#### The exercise:
Check each line of the data for "œuvres" and select those that have it.

____ The records

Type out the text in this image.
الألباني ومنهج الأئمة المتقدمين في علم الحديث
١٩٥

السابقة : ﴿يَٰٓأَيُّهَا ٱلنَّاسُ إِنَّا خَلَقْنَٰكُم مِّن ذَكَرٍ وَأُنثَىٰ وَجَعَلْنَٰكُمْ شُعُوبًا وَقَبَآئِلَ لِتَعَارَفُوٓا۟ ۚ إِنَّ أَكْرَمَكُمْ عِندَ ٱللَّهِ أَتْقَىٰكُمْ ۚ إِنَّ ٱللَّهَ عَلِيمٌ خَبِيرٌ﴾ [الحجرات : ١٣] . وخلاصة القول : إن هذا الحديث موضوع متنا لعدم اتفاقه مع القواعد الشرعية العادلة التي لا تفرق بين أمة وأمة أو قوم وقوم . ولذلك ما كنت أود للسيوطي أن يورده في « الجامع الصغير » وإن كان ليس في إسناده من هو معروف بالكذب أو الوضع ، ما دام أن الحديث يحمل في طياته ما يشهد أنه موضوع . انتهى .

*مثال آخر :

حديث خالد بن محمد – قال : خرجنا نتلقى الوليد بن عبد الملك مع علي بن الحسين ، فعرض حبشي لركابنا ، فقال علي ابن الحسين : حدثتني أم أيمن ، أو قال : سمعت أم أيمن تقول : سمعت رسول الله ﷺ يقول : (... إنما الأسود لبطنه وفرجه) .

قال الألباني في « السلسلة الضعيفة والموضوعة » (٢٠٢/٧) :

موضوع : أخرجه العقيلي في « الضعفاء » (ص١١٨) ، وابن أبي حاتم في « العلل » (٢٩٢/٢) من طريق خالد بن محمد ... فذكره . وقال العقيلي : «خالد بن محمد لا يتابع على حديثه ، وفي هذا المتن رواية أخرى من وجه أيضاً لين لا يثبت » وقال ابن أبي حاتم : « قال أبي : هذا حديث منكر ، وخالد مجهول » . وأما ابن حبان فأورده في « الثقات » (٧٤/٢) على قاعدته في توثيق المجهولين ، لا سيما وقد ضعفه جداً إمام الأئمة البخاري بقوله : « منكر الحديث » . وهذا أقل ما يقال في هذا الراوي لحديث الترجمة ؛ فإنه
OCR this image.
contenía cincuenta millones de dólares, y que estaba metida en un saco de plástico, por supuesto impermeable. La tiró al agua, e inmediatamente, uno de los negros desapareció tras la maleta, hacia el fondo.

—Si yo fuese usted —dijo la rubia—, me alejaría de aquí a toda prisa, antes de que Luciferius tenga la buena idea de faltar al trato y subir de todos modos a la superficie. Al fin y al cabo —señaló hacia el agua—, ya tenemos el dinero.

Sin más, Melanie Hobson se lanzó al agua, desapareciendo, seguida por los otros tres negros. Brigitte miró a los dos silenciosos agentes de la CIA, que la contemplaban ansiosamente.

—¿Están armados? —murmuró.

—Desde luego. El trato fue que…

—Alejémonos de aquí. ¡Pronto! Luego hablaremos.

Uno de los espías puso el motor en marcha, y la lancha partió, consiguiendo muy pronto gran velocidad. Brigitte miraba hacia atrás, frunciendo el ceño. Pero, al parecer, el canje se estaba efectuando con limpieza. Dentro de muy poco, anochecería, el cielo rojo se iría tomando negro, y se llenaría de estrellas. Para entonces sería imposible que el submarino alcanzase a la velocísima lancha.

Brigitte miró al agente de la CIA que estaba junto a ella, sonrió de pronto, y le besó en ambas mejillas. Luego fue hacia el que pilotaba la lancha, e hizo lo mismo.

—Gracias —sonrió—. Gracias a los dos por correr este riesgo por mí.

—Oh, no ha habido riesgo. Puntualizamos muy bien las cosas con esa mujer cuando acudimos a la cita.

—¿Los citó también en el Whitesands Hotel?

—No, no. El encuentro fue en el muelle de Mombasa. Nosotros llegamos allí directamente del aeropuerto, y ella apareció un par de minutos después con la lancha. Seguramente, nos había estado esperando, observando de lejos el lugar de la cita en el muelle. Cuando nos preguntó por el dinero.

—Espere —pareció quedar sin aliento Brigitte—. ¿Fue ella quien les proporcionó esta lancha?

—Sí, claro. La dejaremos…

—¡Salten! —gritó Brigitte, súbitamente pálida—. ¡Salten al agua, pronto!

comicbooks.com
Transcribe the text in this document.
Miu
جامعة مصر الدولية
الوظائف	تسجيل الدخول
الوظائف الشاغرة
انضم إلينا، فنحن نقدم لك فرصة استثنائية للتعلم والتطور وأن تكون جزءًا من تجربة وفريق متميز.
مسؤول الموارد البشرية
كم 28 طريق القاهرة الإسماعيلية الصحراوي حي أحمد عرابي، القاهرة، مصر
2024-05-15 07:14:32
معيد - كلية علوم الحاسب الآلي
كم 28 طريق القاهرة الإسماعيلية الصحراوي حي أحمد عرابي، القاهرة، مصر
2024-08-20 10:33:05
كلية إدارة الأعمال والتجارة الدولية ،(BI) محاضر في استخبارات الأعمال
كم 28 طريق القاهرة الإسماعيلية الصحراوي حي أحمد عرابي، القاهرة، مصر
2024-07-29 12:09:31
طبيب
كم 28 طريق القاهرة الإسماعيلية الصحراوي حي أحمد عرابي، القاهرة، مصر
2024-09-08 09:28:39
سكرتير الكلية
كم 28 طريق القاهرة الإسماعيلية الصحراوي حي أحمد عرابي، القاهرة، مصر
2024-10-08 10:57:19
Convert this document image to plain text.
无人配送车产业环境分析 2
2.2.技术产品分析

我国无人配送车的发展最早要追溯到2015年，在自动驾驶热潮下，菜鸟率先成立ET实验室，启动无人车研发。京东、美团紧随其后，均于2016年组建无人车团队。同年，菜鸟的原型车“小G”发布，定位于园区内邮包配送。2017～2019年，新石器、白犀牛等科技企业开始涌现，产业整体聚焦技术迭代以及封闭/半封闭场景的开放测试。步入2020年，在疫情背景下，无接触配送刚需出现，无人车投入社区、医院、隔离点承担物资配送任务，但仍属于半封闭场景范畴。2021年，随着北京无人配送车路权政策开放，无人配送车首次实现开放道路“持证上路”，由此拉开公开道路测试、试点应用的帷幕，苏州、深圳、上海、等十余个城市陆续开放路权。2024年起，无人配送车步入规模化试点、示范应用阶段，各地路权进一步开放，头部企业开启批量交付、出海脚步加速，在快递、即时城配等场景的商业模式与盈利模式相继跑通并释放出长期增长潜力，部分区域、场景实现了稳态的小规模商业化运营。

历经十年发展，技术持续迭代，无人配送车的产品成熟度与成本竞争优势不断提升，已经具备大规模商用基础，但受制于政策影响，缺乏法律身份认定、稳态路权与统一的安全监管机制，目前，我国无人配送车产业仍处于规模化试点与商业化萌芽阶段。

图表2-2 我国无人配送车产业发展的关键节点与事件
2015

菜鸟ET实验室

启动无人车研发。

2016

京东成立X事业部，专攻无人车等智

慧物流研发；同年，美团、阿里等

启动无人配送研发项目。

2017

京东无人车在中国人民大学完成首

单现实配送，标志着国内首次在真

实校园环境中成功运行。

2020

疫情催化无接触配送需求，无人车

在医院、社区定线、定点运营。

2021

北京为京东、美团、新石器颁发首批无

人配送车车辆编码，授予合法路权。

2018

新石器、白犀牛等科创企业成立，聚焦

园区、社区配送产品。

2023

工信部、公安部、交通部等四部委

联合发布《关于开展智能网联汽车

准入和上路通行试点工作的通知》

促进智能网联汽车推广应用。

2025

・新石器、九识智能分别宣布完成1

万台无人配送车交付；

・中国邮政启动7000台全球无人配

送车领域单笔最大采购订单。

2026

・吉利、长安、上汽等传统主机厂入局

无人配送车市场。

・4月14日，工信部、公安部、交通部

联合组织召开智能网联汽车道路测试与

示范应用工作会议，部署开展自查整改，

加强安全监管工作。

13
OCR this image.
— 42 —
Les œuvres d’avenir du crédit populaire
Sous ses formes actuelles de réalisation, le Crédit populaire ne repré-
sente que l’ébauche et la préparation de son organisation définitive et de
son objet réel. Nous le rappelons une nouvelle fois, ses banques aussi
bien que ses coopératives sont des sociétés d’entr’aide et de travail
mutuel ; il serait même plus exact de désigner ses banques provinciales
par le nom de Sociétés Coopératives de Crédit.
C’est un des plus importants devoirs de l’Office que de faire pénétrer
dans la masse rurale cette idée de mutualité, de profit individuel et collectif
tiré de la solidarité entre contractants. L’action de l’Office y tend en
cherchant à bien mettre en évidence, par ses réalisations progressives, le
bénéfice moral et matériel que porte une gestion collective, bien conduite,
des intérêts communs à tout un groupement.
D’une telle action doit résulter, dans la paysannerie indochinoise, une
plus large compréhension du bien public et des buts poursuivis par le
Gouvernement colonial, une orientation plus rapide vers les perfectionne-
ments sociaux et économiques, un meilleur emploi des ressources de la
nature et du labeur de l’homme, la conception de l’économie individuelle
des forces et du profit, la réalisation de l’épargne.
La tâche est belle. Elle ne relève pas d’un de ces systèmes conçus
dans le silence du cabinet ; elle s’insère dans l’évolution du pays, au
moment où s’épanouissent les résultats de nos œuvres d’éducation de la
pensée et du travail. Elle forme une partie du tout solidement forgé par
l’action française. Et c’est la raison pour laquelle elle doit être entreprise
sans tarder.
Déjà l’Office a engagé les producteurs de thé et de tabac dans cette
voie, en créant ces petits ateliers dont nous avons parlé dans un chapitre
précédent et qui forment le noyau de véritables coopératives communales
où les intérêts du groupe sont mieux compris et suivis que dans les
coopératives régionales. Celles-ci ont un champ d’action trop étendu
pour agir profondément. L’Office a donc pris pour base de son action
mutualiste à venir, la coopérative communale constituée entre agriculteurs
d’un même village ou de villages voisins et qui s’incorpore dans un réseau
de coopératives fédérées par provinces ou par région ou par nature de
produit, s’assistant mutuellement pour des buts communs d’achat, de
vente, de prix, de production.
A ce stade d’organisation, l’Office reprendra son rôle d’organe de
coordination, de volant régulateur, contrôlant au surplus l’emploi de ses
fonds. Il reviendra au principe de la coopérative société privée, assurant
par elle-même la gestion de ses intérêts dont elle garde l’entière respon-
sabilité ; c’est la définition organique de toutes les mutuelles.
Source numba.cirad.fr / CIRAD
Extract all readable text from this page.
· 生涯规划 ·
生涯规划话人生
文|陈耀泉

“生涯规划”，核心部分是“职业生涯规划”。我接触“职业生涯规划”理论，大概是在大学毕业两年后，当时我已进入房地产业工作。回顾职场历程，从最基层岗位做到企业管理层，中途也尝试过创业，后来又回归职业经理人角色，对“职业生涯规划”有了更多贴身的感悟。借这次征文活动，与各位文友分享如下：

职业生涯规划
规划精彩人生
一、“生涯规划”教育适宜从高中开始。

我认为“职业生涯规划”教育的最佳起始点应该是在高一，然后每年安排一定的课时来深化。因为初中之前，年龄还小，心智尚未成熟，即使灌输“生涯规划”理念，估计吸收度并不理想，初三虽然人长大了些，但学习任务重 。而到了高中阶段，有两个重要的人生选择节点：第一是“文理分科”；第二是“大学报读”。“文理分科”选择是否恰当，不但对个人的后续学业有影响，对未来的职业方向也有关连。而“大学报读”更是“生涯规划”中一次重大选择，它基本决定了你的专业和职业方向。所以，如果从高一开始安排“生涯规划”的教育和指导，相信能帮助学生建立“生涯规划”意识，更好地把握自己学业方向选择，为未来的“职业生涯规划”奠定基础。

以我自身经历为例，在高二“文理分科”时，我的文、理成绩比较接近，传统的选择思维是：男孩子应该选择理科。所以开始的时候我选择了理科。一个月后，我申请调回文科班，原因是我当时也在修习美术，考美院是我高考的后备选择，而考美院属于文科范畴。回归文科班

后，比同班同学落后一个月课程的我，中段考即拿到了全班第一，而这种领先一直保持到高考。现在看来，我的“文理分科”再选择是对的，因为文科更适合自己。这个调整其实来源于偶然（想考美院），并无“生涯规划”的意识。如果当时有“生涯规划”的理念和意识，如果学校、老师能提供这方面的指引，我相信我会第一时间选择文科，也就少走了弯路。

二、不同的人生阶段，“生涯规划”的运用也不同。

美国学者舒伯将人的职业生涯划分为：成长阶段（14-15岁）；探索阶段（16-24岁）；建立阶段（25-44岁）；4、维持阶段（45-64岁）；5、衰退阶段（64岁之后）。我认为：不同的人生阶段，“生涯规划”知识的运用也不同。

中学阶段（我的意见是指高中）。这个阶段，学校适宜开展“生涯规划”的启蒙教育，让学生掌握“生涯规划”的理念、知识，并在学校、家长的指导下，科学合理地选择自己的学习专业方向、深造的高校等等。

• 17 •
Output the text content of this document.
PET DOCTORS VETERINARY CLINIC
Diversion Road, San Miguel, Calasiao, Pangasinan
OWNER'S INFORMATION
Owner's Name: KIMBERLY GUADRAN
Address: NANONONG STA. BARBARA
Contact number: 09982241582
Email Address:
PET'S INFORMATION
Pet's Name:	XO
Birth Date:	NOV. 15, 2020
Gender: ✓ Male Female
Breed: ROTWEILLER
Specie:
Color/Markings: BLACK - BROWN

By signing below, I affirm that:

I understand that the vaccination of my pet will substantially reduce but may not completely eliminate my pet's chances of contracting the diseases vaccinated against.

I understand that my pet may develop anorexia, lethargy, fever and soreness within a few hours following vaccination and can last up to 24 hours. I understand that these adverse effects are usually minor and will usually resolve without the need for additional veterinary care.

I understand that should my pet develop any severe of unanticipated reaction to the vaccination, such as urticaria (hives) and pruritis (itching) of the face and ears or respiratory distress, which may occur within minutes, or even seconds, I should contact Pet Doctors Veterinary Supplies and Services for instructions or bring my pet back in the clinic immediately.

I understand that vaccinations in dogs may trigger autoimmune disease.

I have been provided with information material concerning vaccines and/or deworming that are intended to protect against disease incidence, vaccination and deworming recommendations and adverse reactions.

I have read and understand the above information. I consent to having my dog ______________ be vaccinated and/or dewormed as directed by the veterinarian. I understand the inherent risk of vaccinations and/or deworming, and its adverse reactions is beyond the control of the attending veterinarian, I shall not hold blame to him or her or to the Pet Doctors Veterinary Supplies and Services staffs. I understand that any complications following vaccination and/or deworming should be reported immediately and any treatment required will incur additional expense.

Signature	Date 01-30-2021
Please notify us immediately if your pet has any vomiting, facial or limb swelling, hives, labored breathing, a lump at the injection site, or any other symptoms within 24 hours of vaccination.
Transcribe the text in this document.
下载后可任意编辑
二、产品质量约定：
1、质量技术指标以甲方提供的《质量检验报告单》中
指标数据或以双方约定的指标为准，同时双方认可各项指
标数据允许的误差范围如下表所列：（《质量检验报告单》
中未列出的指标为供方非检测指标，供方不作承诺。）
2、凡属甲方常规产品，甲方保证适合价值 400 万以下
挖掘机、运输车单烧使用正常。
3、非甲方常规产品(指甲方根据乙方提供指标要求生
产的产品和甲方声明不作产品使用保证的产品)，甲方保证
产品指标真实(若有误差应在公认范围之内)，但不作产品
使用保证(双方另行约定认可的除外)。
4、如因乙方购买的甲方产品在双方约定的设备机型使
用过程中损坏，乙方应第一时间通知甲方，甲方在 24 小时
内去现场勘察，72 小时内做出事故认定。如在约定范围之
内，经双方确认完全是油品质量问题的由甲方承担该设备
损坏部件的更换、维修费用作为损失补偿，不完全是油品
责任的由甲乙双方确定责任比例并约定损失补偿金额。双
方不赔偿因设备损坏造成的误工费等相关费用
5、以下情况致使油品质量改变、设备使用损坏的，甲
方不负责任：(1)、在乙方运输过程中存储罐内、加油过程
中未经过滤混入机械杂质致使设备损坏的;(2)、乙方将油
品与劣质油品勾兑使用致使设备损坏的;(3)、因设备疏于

________

#### Correct answer:
Les œuvres d’avenir du crédit populaire
moment où s’épanouissent les résultats de nos œuvres d’éducation de la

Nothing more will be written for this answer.